[Source material]:
*-*-*
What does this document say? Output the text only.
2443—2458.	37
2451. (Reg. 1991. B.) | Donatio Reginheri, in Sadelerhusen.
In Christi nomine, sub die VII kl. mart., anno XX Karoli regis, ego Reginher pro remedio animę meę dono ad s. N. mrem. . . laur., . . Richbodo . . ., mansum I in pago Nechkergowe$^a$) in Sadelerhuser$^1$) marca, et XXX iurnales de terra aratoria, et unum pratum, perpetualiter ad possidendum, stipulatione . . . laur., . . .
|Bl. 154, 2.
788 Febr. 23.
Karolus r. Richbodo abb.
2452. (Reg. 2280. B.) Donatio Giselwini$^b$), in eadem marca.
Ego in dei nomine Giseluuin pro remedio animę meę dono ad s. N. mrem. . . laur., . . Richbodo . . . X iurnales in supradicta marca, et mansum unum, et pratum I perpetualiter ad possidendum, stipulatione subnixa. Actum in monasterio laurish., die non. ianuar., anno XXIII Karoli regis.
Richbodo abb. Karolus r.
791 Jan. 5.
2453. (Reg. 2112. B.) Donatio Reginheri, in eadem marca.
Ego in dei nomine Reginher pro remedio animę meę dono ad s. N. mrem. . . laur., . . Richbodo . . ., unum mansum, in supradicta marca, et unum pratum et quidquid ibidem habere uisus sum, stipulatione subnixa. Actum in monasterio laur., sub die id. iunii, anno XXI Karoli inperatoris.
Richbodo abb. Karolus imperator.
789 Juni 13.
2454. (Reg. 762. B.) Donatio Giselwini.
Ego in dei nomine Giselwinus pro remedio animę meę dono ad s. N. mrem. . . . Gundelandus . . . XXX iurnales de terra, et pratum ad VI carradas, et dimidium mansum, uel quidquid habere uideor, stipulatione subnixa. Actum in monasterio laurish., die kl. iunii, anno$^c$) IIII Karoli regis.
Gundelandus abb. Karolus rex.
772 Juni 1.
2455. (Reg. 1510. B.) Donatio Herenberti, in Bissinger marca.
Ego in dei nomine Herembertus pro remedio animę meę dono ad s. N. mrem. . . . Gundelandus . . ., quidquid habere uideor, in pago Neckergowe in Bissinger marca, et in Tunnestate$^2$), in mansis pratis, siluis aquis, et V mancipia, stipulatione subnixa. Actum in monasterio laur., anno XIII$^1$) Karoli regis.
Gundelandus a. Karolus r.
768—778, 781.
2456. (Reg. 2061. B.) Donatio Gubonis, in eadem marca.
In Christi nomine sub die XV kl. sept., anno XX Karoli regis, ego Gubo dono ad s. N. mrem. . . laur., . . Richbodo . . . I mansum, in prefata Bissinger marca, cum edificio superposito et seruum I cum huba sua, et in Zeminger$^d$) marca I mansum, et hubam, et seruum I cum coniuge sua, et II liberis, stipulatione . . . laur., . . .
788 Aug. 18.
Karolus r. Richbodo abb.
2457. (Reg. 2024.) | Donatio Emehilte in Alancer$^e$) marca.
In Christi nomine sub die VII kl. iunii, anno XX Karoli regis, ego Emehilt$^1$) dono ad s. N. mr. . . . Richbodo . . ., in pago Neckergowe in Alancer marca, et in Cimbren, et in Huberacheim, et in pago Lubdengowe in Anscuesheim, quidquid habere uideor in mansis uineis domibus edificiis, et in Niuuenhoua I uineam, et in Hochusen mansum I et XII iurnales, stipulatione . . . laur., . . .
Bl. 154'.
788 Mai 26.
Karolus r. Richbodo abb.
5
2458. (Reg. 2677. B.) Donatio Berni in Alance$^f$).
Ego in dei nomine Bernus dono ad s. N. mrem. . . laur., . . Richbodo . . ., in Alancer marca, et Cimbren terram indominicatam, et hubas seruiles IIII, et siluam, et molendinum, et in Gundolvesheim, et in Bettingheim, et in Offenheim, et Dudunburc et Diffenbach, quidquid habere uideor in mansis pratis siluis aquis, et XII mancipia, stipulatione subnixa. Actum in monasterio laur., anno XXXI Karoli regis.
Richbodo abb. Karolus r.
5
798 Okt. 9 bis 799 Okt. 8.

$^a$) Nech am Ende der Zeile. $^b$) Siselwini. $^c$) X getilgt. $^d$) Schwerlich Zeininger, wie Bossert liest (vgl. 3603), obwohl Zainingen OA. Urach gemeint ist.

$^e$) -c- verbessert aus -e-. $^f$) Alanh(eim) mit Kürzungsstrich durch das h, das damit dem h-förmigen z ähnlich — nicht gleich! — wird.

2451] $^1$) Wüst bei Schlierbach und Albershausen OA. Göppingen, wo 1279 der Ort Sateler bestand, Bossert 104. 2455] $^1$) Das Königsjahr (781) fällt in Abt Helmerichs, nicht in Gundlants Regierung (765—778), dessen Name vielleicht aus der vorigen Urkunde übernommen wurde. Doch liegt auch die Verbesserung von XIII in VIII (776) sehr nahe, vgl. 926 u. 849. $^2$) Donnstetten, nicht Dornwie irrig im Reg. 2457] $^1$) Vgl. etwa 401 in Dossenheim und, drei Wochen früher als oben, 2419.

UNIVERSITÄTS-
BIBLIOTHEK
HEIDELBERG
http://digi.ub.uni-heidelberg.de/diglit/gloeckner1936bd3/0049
*-*-*
From the entries above, copy every line where the word "eadem" shows up.

[Expected answer]:
2452. (Reg. 2280. B.) Donatio Giselwini$^b$), in eadem marca.
2453. (Reg. 2112. B.) Donatio Reginheri, in eadem marca.
2456. (Reg. 2061. B.) Donatio Gubonis, in eadem marca.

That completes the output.